Start Provided entries

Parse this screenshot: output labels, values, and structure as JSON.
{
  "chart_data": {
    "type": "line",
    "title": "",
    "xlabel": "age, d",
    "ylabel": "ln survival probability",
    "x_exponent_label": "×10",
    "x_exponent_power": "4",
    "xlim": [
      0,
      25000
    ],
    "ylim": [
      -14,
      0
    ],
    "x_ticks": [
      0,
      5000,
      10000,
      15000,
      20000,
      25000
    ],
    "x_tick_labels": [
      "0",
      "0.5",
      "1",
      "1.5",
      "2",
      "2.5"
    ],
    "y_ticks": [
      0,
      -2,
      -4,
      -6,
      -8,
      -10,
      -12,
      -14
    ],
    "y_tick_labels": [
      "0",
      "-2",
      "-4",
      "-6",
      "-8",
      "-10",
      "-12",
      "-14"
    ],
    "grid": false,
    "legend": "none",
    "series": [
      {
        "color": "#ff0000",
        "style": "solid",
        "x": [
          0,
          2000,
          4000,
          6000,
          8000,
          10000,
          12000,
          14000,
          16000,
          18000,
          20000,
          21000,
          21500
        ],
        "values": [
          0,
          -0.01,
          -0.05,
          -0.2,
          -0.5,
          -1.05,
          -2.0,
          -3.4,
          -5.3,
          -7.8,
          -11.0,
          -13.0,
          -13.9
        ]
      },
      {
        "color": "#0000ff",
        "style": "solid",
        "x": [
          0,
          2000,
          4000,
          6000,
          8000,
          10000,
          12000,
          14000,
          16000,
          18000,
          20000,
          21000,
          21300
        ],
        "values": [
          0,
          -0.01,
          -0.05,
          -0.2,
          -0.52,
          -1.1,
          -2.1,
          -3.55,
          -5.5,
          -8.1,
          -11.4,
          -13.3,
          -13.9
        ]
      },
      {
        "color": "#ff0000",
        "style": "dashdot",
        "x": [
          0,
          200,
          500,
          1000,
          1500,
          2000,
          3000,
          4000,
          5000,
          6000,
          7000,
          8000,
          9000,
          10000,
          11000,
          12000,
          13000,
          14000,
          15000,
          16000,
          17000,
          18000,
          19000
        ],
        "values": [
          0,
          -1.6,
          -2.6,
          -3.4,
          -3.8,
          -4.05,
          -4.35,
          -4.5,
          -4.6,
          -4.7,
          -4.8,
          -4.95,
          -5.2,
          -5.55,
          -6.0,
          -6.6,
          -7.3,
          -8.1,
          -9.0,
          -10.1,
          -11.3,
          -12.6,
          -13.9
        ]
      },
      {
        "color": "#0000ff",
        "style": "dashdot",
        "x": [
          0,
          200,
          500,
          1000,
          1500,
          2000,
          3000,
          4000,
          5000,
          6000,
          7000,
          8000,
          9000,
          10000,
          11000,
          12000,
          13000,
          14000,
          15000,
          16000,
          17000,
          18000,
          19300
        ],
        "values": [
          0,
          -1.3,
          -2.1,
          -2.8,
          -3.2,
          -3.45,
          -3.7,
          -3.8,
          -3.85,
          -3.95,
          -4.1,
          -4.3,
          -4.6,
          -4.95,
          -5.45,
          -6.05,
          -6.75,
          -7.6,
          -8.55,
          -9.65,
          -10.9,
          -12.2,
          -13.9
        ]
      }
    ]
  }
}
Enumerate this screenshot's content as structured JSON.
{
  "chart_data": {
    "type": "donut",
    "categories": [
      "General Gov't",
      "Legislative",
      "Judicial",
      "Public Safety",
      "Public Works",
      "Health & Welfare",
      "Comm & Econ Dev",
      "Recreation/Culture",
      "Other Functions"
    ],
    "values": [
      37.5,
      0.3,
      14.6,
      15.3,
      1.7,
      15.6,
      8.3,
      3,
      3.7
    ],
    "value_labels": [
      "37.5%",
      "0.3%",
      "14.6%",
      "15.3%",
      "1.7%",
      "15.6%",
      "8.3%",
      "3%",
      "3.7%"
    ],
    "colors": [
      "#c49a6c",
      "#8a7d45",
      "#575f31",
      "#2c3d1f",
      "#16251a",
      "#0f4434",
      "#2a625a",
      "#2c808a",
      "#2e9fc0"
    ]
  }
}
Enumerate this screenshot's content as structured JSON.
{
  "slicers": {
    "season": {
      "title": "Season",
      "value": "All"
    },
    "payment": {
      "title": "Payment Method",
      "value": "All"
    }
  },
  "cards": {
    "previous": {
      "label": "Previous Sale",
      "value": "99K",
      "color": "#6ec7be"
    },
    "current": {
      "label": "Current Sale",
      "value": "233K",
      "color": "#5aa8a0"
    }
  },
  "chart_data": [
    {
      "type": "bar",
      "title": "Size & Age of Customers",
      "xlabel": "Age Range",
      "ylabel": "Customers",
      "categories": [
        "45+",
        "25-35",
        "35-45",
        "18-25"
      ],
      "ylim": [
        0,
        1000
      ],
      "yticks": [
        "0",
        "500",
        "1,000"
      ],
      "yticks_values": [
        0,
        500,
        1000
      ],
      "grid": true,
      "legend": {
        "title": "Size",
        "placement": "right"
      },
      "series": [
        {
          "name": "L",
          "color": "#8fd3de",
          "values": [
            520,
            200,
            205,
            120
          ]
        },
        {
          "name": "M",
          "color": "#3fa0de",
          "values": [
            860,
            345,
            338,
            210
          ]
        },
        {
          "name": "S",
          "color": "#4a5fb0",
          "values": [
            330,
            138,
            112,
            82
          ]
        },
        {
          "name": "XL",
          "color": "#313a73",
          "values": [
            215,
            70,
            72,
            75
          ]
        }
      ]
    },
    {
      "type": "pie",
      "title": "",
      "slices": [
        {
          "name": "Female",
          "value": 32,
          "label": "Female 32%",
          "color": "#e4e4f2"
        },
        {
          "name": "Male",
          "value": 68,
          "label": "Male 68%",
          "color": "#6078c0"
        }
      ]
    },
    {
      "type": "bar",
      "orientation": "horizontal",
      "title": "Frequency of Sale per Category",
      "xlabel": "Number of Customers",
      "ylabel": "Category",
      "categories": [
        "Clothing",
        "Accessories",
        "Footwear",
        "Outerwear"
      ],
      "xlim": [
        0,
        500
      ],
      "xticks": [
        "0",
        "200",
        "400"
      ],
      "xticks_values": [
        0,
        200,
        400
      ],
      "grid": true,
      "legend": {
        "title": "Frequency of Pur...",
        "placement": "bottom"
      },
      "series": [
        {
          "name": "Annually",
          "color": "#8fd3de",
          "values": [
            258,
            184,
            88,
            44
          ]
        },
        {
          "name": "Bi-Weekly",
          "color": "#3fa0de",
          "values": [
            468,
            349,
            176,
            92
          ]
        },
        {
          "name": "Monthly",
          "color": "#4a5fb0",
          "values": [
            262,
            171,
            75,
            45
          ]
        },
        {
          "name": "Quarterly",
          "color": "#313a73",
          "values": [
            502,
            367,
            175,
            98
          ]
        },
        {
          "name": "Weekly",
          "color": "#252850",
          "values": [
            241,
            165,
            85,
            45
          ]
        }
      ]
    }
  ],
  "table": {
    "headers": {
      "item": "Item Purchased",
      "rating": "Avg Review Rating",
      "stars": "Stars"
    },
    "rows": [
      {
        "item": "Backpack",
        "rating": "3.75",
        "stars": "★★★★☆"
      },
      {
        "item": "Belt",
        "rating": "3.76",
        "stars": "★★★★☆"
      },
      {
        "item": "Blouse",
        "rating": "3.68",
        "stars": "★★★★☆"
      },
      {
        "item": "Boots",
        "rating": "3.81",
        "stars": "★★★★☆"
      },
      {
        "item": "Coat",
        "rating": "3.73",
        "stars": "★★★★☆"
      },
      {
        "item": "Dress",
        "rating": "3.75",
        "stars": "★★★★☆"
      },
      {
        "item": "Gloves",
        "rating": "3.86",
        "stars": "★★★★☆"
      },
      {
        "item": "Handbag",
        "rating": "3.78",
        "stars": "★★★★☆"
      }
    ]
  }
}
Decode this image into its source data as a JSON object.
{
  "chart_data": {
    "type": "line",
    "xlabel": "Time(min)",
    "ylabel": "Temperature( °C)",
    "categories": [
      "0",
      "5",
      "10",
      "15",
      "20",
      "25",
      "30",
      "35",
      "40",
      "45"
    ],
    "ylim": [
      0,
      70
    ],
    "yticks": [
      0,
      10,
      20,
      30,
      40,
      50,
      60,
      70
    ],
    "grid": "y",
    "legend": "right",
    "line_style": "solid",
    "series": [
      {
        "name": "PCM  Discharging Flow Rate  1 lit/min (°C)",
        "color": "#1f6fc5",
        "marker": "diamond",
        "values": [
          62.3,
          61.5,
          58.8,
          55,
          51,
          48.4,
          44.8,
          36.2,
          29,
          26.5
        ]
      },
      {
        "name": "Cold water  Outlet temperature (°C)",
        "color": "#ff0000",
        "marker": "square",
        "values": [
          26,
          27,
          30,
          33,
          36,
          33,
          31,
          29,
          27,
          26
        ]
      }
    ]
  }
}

End Provided entries

Show the lines where the word "Customers" appears in the entries.

      "title": "Size & Age of Customers",
      "ylabel": "Customers",
      "xlabel": "Number of Customers",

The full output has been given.